* _Task prompt_
The records that follow are to be repeated exactly, with the pictures removed.

[Collected data entries]

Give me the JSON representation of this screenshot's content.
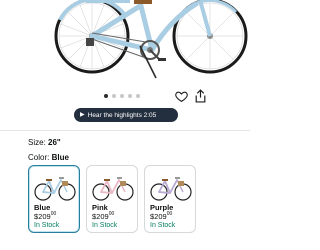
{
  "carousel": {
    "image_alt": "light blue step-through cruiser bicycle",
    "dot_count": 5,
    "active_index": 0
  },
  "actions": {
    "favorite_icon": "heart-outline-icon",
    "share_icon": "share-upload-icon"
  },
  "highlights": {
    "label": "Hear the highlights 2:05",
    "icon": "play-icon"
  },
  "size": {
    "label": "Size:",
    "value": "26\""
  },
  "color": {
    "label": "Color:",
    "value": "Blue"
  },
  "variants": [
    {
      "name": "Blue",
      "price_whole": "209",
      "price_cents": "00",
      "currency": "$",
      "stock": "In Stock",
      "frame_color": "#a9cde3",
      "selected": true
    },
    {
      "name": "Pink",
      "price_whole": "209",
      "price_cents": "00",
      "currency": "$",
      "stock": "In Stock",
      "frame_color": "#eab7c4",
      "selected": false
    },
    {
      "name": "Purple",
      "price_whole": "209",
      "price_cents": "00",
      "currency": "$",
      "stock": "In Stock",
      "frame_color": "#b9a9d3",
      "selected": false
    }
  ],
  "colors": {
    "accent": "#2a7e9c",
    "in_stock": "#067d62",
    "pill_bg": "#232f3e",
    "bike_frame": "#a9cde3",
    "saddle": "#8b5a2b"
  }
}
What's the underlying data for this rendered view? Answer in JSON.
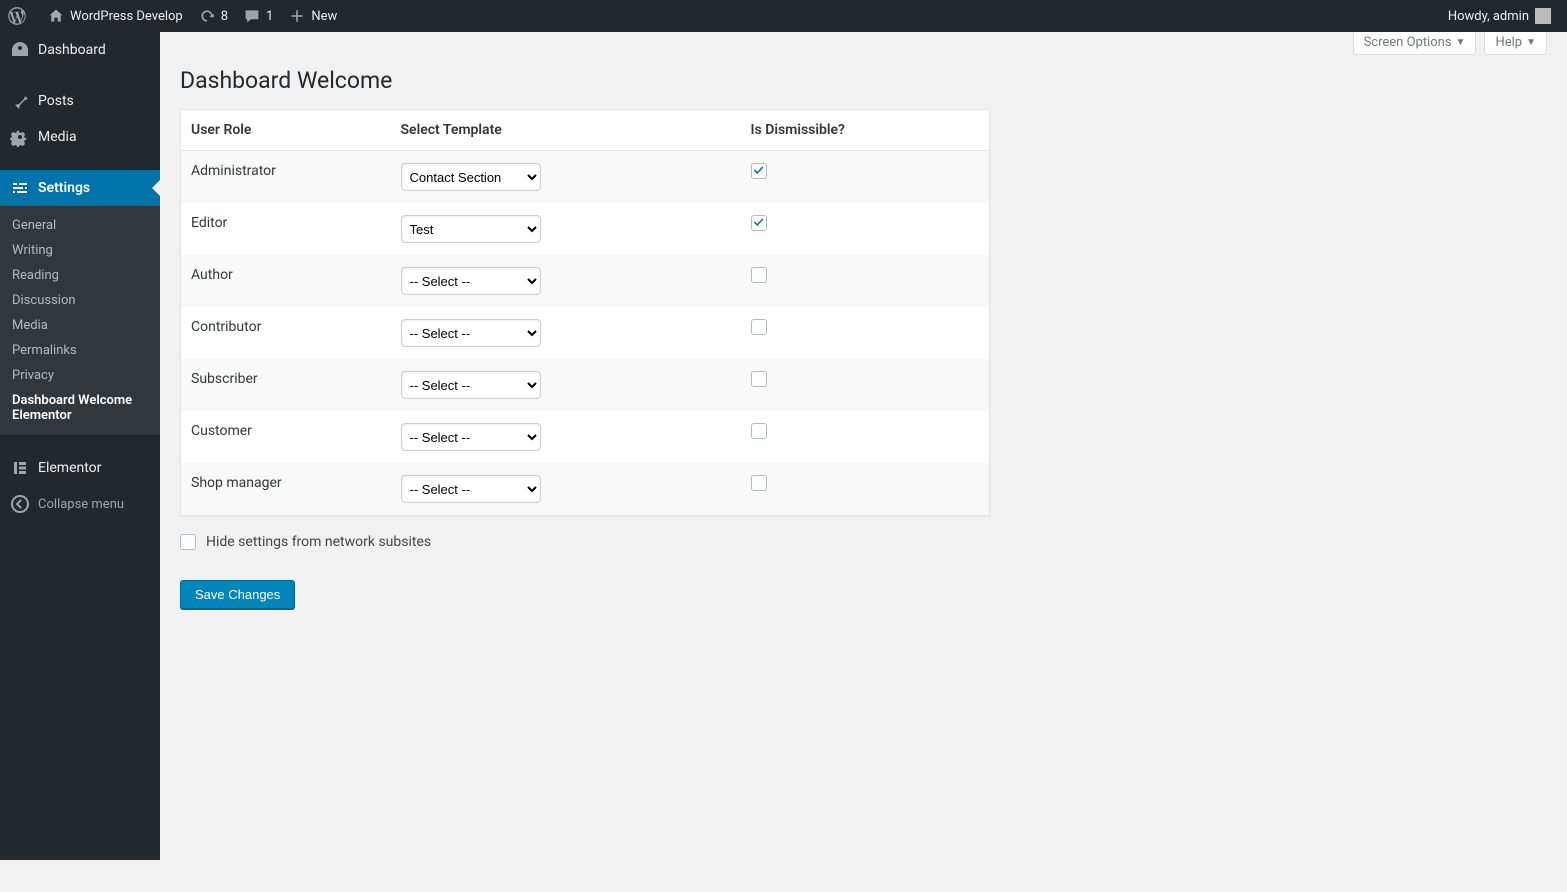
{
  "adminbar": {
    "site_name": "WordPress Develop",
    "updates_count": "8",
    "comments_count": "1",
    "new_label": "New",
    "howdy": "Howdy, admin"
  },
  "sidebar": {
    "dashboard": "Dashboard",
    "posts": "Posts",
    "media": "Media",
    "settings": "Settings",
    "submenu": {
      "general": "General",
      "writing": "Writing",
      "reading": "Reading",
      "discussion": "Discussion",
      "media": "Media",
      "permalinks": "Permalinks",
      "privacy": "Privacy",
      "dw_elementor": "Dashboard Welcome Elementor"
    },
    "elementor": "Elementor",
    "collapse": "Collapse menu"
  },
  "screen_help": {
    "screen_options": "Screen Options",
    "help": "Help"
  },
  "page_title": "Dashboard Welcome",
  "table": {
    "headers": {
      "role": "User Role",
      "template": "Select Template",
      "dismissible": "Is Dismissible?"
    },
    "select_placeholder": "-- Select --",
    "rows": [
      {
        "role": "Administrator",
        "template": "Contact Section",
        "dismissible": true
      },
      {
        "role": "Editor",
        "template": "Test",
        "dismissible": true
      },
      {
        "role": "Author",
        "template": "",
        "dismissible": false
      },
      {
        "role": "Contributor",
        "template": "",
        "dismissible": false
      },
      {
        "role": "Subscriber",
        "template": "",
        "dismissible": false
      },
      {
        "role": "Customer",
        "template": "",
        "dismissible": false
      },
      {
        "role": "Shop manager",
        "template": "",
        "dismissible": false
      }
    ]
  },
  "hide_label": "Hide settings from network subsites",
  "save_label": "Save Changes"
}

* _Solved problem_
Give me the JSON representation of this screenshot's content.
{
  "carousel": {
    "image_alt": "light blue step-through cruiser bicycle",
    "dot_count": 5,
    "active_index": 0
  },
  "actions": {
    "favorite_icon": "heart-outline-icon",
    "share_icon": "share-upload-icon"
  },
  "highlights": {
    "label": "Hear the highlights 2:05",
    "icon": "play-icon"
  },
  "size": {
    "label": "Size:",
    "value": "26\""
  },
  "color": {
    "label": "Color:",
    "value": "Blue"
  },
  "variants": [
    {
      "name": "Blue",
      "price_whole": "209",
      "price_cents": "00",
      "currency": "$",
      "stock": "In Stock",
      "frame_color": "#a9cde3",
      "selected": true
    },
    {
      "name": "Pink",
      "price_whole": "209",
      "price_cents": "00",
      "currency": "$",
      "stock": "In Stock",
      "frame_color": "#eab7c4",
      "selected": false
    },
    {
      "name": "Purple",
      "price_whole": "209",
      "price_cents": "00",
      "currency": "$",
      "stock": "In Stock",
      "frame_color": "#b9a9d3",
      "selected": false
    }
  ],
  "colors": {
    "accent": "#2a7e9c",
    "in_stock": "#067d62",
    "pill_bg": "#232f3e",
    "bike_frame": "#a9cde3",
    "saddle": "#8b5a2b"
  }
}
What's the underlying data for this rendered view? Answer in JSON.
{
  "adminbar": {
    "site_name": "WordPress Develop",
    "updates_count": "8",
    "comments_count": "1",
    "new_label": "New",
    "howdy": "Howdy, admin"
  },
  "sidebar": {
    "dashboard": "Dashboard",
    "posts": "Posts",
    "media": "Media",
    "settings": "Settings",
    "submenu": {
      "general": "General",
      "writing": "Writing",
      "reading": "Reading",
      "discussion": "Discussion",
      "media": "Media",
      "permalinks": "Permalinks",
      "privacy": "Privacy",
      "dw_elementor": "Dashboard Welcome Elementor"
    },
    "elementor": "Elementor",
    "collapse": "Collapse menu"
  },
  "screen_help": {
    "screen_options": "Screen Options",
    "help": "Help"
  },
  "page_title": "Dashboard Welcome",
  "table": {
    "headers": {
      "role": "User Role",
      "template": "Select Template",
      "dismissible": "Is Dismissible?"
    },
    "select_placeholder": "-- Select --",
    "rows": [
      {
        "role": "Administrator",
        "template": "Contact Section",
        "dismissible": true
      },
      {
        "role": "Editor",
        "template": "Test",
        "dismissible": true
      },
      {
        "role": "Author",
        "template": "",
        "dismissible": false
      },
      {
        "role": "Contributor",
        "template": "",
        "dismissible": false
      },
      {
        "role": "Subscriber",
        "template": "",
        "dismissible": false
      },
      {
        "role": "Customer",
        "template": "",
        "dismissible": false
      },
      {
        "role": "Shop manager",
        "template": "",
        "dismissible": false
      }
    ]
  },
  "hide_label": "Hide settings from network subsites",
  "save_label": "Save Changes"
}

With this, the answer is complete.